EXERCISE DESCRIPTION: List every line in this data where the string "title" occurs.

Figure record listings
□ □ □ □

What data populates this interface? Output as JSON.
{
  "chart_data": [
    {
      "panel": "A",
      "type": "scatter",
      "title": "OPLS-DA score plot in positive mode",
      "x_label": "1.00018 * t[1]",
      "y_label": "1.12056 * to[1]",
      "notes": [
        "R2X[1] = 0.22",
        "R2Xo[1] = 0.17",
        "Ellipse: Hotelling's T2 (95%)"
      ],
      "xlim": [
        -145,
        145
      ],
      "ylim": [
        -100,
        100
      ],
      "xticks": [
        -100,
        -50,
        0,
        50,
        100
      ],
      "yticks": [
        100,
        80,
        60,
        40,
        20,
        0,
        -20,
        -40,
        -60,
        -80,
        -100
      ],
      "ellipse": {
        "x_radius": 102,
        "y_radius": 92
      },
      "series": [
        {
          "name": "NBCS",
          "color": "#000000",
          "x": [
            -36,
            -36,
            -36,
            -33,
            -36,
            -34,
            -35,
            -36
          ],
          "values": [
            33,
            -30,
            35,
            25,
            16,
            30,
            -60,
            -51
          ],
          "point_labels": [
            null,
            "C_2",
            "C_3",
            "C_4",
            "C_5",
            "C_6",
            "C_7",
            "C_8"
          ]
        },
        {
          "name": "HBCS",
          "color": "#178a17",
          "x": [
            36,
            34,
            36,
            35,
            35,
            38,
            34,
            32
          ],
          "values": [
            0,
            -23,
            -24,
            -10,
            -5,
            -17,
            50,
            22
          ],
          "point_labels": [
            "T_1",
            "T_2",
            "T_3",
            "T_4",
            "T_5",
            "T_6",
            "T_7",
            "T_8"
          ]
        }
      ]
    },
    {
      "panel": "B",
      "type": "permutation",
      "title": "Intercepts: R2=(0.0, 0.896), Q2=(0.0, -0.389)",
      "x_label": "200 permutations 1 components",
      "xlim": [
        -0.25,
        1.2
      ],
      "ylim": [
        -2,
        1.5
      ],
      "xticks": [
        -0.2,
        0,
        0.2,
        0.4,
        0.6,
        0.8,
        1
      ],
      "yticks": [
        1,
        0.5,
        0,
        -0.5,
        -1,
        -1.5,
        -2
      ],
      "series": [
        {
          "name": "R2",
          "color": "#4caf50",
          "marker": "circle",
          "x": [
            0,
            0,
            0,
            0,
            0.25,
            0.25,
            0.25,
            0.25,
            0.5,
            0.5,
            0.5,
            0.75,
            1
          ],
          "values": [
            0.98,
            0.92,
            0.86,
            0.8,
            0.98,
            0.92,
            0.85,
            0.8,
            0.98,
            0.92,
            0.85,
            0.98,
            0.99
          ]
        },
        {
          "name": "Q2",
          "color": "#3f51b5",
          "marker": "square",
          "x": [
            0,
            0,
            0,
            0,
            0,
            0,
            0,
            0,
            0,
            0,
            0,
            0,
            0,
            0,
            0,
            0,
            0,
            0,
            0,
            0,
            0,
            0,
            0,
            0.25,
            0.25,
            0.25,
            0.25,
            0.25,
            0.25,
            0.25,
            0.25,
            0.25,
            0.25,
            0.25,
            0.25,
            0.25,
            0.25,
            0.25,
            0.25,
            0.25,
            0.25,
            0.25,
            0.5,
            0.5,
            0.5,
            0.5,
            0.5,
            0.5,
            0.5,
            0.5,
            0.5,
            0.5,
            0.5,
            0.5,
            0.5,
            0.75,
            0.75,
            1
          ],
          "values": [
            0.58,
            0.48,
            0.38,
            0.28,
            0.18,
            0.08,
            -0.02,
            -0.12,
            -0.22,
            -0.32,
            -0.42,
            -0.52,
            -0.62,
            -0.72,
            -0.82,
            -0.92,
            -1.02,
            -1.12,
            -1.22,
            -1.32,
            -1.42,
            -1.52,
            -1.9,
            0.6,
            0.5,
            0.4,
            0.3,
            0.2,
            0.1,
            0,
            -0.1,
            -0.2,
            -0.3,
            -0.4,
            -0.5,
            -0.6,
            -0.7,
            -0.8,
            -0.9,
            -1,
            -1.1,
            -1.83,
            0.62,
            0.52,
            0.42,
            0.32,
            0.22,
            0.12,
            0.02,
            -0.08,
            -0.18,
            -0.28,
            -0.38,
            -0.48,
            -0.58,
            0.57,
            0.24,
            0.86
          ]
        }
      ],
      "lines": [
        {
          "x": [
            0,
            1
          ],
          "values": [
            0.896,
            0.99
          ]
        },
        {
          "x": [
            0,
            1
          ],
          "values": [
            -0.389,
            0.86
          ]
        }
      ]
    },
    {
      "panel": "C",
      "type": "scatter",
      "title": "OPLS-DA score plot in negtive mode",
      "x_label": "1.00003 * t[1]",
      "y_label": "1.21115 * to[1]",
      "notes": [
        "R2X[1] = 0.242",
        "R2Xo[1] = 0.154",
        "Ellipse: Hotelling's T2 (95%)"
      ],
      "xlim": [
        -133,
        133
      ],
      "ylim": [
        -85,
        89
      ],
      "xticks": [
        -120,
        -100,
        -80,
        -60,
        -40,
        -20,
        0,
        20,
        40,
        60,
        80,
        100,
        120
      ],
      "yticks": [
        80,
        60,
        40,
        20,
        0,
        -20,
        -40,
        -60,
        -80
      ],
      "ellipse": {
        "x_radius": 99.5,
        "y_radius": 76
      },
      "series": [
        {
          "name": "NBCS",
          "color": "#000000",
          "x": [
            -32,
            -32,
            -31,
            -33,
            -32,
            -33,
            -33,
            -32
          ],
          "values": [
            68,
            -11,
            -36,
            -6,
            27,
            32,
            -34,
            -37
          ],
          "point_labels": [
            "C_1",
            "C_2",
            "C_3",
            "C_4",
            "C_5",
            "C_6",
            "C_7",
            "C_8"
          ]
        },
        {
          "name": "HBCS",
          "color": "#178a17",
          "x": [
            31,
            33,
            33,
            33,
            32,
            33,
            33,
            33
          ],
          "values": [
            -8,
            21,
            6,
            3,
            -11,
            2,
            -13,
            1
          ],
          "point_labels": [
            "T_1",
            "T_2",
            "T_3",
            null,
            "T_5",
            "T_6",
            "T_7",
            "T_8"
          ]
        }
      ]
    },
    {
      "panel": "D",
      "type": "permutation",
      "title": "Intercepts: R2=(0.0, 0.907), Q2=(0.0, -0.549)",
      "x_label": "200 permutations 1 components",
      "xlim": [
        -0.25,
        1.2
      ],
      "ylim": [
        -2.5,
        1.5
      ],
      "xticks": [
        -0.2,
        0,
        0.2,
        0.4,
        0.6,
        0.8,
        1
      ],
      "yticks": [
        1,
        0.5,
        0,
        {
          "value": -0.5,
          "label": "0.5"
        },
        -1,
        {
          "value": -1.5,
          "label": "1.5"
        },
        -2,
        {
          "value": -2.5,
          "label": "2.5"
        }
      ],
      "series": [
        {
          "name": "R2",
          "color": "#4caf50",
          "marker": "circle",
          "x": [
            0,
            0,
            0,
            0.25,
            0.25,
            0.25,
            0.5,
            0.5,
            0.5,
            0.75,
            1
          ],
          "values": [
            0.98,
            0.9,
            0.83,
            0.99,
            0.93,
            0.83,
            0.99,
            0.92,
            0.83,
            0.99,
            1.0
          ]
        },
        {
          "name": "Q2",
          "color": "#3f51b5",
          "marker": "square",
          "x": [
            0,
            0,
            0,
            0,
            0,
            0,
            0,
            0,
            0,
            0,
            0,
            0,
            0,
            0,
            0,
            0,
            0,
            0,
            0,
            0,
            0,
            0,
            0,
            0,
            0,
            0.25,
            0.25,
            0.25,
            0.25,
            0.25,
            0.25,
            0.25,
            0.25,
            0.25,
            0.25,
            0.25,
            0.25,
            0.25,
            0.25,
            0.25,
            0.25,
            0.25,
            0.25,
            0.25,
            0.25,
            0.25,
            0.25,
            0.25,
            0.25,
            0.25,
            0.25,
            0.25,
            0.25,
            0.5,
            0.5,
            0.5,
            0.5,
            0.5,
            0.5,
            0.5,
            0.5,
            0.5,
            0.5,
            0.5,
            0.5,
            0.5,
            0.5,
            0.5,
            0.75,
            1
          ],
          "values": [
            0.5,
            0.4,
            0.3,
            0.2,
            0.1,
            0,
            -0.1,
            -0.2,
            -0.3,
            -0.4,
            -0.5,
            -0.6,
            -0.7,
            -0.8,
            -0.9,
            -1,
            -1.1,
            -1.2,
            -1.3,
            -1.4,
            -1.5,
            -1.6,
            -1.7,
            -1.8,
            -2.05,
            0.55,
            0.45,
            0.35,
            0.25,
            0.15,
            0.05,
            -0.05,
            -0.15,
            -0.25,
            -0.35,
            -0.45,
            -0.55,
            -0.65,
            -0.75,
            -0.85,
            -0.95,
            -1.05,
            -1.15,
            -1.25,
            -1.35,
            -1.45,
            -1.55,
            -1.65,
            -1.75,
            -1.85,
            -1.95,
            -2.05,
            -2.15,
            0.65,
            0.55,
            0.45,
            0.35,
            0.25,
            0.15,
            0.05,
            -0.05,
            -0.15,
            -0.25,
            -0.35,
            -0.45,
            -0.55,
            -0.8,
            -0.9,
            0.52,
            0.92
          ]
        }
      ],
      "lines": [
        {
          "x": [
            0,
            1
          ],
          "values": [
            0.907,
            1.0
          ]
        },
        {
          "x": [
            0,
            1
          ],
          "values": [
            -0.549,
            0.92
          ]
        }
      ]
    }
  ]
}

□ □ □ □

RESPONSE:
      "title": "OPLS-DA score plot in positive mode",
      "title": "Intercepts: R2=(0.0, 0.896), Q2=(0.0, -0.389)",
      "title": "OPLS-DA score plot in negtive mode",
      "title": "Intercepts: R2=(0.0, 0.907), Q2=(0.0, -0.549)",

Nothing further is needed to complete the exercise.